───── DATASET

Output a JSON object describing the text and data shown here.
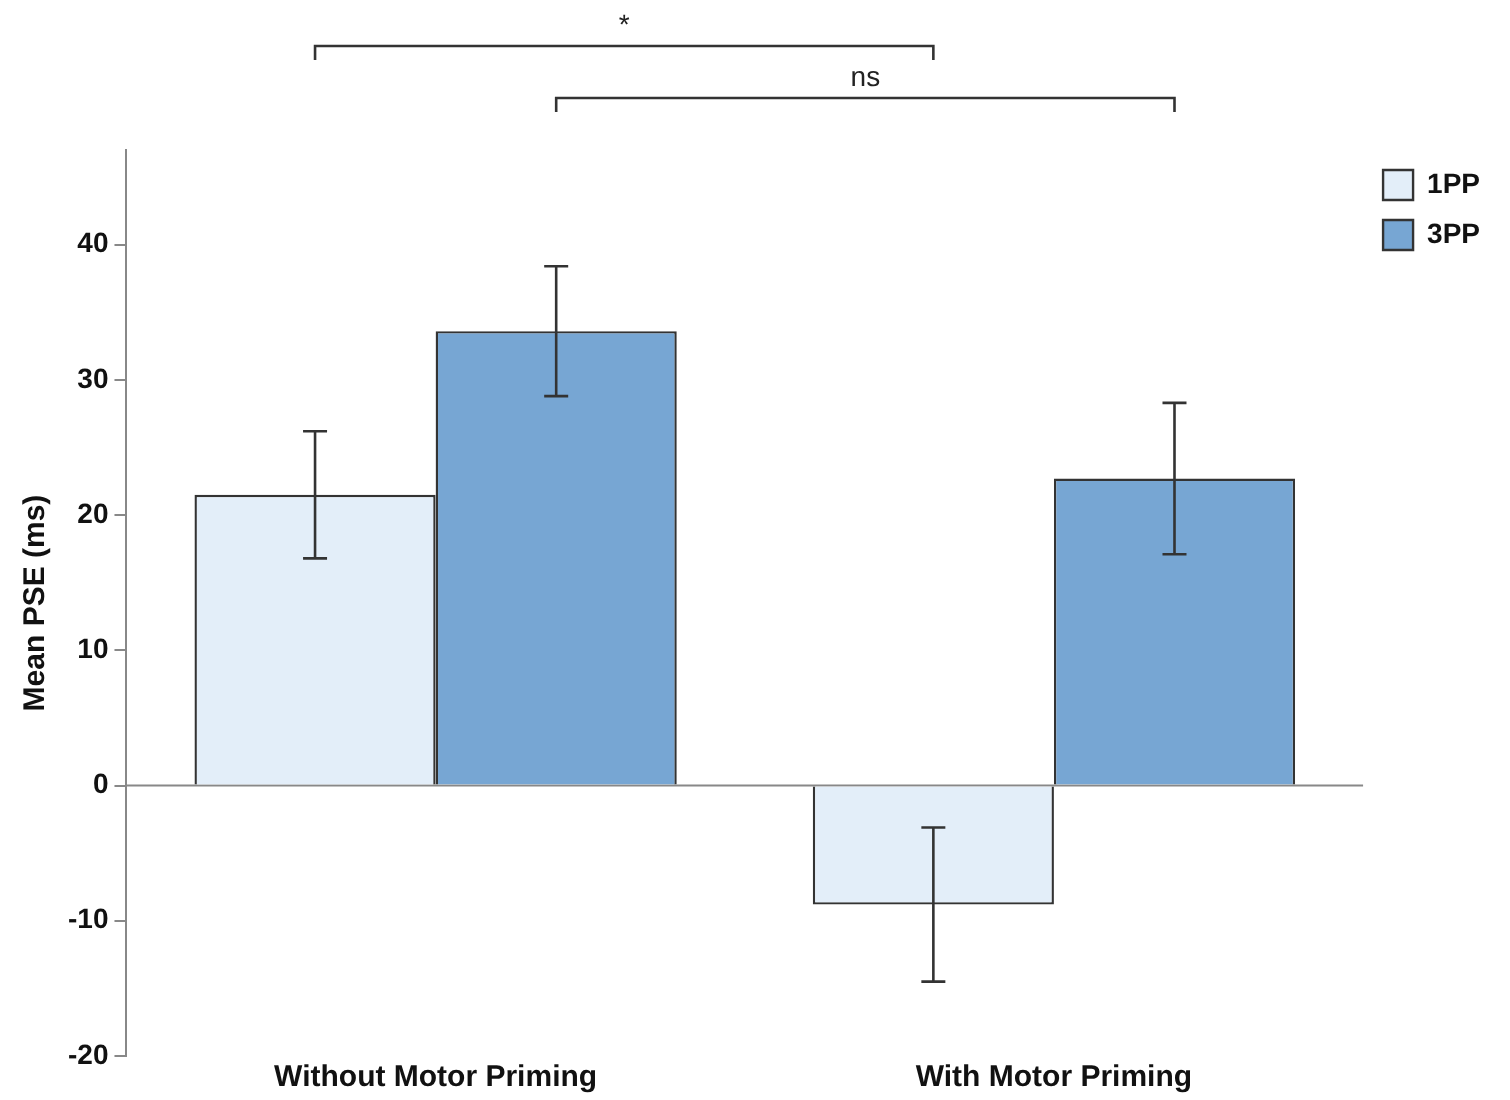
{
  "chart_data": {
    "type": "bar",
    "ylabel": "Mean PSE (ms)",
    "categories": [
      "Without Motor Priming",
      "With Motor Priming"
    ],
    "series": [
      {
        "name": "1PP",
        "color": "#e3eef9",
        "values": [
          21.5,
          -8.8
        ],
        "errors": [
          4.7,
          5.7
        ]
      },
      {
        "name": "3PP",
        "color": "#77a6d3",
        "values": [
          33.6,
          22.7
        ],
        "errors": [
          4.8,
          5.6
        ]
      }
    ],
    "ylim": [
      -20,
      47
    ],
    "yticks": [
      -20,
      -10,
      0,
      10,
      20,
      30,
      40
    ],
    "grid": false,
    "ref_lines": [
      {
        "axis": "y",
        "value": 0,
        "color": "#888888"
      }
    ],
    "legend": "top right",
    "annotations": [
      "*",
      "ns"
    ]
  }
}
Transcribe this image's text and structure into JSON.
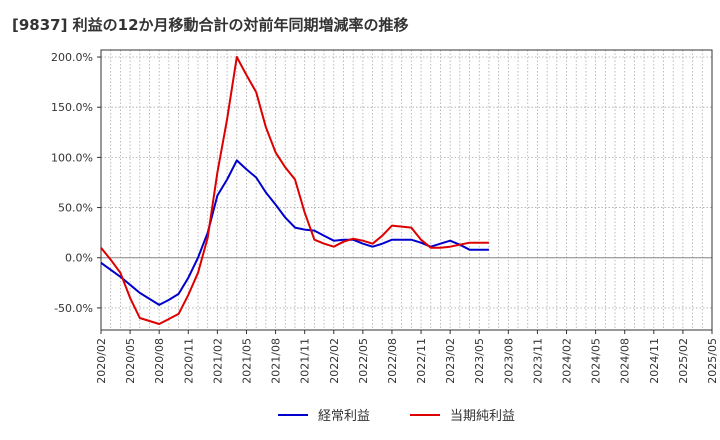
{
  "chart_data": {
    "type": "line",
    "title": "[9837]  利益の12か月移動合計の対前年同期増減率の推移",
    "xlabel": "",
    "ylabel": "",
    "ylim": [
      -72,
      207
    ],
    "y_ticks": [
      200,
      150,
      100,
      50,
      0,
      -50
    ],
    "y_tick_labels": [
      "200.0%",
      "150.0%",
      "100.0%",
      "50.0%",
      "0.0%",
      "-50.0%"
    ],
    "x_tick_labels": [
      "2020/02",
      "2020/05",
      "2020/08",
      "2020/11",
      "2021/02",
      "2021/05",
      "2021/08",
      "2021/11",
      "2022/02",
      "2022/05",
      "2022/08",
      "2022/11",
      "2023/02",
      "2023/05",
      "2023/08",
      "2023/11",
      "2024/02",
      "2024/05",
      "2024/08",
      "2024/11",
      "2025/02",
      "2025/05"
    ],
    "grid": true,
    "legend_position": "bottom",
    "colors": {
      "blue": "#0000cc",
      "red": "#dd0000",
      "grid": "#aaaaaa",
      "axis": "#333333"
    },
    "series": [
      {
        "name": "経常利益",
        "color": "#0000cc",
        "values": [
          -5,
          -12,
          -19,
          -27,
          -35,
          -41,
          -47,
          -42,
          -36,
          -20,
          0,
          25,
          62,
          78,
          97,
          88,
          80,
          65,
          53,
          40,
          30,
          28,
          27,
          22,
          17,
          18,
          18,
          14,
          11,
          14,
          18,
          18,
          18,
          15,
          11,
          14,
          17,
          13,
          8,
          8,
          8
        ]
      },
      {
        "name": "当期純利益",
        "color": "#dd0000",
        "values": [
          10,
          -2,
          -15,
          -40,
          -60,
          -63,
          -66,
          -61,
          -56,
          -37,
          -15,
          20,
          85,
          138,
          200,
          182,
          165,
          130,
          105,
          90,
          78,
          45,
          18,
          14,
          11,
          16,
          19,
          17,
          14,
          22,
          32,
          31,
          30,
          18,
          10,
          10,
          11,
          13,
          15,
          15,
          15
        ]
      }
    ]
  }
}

──────────
───── DATASET

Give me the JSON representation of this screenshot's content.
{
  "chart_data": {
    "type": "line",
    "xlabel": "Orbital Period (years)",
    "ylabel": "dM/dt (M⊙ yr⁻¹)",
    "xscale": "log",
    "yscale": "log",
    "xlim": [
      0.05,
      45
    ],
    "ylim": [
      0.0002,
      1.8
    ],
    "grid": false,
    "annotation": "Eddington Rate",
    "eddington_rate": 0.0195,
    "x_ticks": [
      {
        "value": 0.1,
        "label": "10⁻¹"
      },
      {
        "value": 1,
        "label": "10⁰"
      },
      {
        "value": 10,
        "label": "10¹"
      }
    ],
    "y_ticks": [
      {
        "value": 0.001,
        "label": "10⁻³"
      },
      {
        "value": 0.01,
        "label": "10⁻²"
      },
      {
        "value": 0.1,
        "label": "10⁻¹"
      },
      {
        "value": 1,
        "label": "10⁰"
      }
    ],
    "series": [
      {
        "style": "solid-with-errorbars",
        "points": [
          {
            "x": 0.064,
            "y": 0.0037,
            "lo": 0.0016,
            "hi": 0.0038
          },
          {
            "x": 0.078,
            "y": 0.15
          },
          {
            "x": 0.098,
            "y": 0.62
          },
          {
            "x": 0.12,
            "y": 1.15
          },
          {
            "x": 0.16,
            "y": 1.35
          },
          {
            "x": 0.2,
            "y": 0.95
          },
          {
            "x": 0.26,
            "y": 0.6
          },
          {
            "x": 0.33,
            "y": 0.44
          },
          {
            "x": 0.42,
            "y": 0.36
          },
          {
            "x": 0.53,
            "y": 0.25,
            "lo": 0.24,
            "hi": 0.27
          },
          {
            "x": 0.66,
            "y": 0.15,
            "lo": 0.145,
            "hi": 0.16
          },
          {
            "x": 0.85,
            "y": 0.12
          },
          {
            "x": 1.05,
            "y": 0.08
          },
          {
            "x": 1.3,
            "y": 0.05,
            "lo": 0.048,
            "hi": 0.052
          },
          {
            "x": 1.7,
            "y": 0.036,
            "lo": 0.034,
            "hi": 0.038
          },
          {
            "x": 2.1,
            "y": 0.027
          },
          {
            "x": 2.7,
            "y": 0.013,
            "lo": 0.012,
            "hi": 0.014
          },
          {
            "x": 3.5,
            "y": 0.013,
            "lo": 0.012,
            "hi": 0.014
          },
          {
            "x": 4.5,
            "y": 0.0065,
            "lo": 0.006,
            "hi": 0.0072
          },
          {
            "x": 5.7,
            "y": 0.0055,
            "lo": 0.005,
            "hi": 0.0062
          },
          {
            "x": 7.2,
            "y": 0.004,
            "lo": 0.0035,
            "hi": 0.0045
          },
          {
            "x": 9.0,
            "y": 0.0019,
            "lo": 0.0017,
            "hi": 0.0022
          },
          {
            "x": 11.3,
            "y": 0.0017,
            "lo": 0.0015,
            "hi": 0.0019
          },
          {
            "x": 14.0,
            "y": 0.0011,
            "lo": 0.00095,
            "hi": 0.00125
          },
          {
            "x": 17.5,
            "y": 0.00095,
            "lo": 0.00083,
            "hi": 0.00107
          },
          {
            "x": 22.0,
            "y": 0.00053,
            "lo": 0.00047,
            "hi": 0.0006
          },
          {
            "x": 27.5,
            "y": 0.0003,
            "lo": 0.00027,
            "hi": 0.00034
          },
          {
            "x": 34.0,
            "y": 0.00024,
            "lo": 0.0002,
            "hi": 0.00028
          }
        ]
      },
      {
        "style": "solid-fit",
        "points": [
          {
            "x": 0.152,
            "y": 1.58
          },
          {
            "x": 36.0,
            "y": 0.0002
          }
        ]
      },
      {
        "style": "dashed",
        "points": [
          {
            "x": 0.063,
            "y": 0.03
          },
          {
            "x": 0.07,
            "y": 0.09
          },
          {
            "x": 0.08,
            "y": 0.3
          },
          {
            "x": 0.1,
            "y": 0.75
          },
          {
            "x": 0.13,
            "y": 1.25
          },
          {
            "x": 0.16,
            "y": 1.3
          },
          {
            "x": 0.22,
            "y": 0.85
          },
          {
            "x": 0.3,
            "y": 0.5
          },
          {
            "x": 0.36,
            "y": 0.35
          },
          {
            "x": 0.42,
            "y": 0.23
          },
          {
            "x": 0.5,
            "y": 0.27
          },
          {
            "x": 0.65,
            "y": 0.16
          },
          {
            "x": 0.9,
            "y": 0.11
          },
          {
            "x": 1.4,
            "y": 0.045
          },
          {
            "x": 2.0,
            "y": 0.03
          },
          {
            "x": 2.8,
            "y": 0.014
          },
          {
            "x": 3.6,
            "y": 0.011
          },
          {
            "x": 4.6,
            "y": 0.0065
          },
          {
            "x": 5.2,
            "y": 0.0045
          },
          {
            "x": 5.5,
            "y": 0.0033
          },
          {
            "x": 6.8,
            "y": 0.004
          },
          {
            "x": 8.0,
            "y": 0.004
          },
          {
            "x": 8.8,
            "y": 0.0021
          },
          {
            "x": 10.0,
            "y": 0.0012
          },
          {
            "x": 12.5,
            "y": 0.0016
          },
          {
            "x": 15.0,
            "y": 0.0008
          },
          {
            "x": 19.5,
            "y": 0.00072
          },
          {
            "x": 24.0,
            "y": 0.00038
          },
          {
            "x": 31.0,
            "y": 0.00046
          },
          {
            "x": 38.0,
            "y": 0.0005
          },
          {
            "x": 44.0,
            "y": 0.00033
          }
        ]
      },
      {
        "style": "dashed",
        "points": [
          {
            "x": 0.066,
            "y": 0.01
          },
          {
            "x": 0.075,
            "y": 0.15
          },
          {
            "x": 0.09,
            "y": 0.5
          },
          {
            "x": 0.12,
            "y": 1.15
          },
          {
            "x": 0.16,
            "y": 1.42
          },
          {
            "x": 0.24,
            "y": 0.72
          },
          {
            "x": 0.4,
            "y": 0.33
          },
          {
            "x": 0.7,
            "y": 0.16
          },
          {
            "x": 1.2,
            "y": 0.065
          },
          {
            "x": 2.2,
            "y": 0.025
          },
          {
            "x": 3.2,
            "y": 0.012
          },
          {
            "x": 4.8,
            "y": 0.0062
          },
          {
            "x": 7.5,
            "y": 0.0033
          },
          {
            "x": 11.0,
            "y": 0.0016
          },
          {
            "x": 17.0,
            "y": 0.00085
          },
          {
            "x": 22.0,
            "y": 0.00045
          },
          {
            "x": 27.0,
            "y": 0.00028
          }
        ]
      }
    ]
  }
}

──────────

» **DIRECTIVE**
Using the records above, pull out each line where the word "solid" occurs.

» **FINAL RESULT**
        "style": "solid-with-errorbars",
        "style": "solid-fit",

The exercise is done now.